> **Ausgewählter Abschnitt**
::::::::::
Grete Ring

Die unterschätzte Galeristin

Sie übernahm den Kunstsalon Cassirer und entlarvte Van-Gogh-Fälschungen: Eine Ausstellung der Liebermann-Villa in Berlin entdeckt Grete Ring wieder

Von Christiane Meixner
11.12.2023
/ Erschienen in Weltkunst Nr. 221

Verwunschen und krumm, im Wald verborgen und mit einer gefährlichen Bewohnerin – so stellt man sich ein Hexenhaus vor. Grete Ring hätte diese Fantasie sicher amüsiert. Ihr Bungalow aus roten Klinkern war eine klare Angelegenheit im Bauhaus-Stil, mit luftig vielen Türen und einer Dachterrasse, die von einer weißen Reling gesäumt wurde. Dennoch nannte sie ihre Sommerfrische in Sacrow „Hexenhaus“, und wenn Ring in die Metropolen des Kunsthandels flog, sprach sie gern von einem „Ritt auf dem Besen“. Sie war tatsächlich ein bisschen gefährlich.

Denn Margarete Ottilie Ida Ring, im Januar 1887 in Berlin in eine wohlhabende jüdische Familie geboren, wollte auf keinen Fall ein geordnetes Leben führen. Die konventionellen weiblichen Rollen kamen für sie nicht infrage, lieber lebte sie unverheiratet und autonom. Als Inbegriff der modernen Frau jenseits gesellschaftlicher Normen, die damit natürlich infrage gestellt wurden. Ring studierte Kunstgeschichte, Archäologie und Philosophie, promovierte 1912 als eine der ersten Frauen im Fach Kunstgeschichte an der Universität München bei Heinrich Wölfflin und wurde als Kunsthändlerin sehr erfolgreich. Dass die Ausstellung über ihr Leben und Wirken in der Berliner Liebermann-Villa am Wannsee dennoch mehr Kabinett als große Retrospektive geworden ist, hat mit der damaligen Epoche zu tun: Teils wurde Ring als Akteurin einer überwiegend männlichen Kunstszene in der Geschichte nicht berücksichtigt. Teils sorgten aber auch ihre Flucht vor den Nationalsozialisten 1938, der deutsche Blitzkrieg gegen London und die daraus resultierenden Wohnungswechsel dafür, dass ihr biografisches Erbe lange im Unklaren blieb. Dabei müsste sie allein in jeder Erzählung über Paul Cassirer vorkommen.
::::::::::
> **Bereitgestellte Datensätze**

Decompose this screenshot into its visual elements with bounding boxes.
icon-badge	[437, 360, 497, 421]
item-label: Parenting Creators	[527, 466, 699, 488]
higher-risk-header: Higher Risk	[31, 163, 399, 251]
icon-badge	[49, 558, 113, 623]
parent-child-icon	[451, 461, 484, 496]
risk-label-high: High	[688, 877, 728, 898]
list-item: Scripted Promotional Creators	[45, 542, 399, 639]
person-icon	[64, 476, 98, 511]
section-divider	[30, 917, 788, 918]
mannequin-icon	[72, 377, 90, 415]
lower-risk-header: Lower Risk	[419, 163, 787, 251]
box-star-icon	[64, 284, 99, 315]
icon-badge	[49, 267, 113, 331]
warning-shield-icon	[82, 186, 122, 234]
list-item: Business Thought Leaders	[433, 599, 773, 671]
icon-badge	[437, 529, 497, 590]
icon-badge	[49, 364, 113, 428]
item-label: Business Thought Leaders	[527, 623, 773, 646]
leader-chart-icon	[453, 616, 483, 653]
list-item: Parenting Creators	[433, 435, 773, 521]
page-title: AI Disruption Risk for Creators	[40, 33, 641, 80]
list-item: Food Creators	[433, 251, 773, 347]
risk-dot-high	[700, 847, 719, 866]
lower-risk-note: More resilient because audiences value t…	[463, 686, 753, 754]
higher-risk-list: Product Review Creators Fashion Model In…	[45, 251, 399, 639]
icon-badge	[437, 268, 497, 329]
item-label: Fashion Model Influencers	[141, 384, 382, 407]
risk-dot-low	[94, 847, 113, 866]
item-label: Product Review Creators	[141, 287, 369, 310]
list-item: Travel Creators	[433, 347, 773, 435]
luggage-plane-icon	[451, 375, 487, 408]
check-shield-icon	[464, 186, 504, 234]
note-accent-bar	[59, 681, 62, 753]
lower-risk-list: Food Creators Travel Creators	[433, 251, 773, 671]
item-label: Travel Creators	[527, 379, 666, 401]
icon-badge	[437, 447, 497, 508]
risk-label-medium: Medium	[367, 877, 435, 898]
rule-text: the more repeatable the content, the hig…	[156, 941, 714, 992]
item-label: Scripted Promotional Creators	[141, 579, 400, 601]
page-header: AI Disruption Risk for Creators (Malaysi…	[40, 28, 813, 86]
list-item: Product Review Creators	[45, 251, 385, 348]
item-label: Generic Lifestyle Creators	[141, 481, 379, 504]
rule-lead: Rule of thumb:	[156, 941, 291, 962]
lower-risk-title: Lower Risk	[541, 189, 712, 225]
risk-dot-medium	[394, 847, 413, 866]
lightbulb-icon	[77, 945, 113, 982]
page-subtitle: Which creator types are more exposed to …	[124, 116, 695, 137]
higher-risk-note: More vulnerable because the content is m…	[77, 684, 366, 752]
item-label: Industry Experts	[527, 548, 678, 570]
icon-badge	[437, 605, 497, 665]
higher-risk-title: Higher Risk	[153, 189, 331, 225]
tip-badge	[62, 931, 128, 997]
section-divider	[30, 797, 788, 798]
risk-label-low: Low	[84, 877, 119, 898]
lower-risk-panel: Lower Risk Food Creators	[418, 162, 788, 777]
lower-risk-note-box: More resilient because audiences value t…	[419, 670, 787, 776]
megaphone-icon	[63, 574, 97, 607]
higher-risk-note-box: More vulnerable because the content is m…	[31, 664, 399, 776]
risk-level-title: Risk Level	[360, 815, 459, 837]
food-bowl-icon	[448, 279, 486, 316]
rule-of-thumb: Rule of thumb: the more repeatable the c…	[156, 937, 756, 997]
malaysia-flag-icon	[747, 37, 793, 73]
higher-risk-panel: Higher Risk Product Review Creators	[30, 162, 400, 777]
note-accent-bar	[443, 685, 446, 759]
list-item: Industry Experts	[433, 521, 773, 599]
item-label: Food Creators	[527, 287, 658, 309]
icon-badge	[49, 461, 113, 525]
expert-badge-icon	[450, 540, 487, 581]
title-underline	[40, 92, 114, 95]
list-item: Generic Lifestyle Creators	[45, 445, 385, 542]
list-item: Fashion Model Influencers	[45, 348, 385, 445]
::::::::::
> **Aufgabenliste**
**a.** Prüfen Sie für jede der drei Aussagen, ob sie mit dem Artikel über Grete Ring übereinstimmt, und belegen Sie jedes Ja oder Nein mit dem wörtlichen Zitat der entscheidenden Textstelle: (i) Grete Ring kam 1887 in Berlin zur Welt. (ii) Ring wurde an der Universität Berlin promoviert. (iii) Ihr Sommerhaus in Sacrow war ein Fachwerkbau.
**b.** Übertragen Sie diesen Satz aus dem Artikel über Grete Ring ins Englische: „Die konventionellen weiblichen Rollen kamen für sie nicht infrage, lieber lebte sie unverheiratet und autonom.“
**c.** Führen Sie den Artikel über Grete Ring im Anschluss an seinen letzten Satz fort.
Die Datensätze sind hierfür ohne Belang.

> **Antworten je Aufgabe**
**a.**
(i) Ja: „im Januar 1887 in Berlin in eine wohlhabende jüdische Familie geboren“
(ii) Nein: „promovierte 1912 als eine der ersten Frauen im Fach Kunstgeschichte an der Universität München bei Heinrich Wölfflin“
(iii) Nein: „Ihr Bungalow aus roten Klinkern war eine klare Angelegenheit im Bauhaus-Stil“

**b.** Conventional female roles were out of the question for her; she preferred to live unmarried and independently.

**c.**
Grete Ring Liebermann Villa
Oskar Kokoschkas „Bildnis Grete Ring“, um 1923 entstanden. © VG Bild-Kunst, Bonn 2023/ Liebermann Villa

Ab 1918 arbeitete Grete Ring in dessen Berliner Kunsthandlung, die einen legendären Ruf als erste Adresse für deutschen und französischen Impressionismus genoss. Auch wurden Werke von Max Slevogt, Lovis Corinth oder Oskar Kokoschka gehandelt, der Ring Anfang der Zwanzigerjahre in einem Aquarell porträtierte. Und es gab Bilder von Max Liebermann. Die Kunstwissenschaftlerin brachte ihre Expertise ein, bewertete Einlieferungen und unterstützte Cassirer bei der Edition der Auktionskataloge. Zwei Jahre später erwähnte das Fachmagazin Der Cicerone, Dr. Grete Ring habe „einen leitenden Posten übernommen“. Sie wurde Mitinhaberin, genau wie der Kunsthändler Walter Feilchenfeldt, und als sich Cassirer 1926 aus Verzweiflung über das Ende seiner Ehe erschoss, übernahmen die beiden seinen Kunstsalon. Den Namen Cassirer behielten sie bei – er war längst zu einer Marke für die künstlerische Avantgarde geworden.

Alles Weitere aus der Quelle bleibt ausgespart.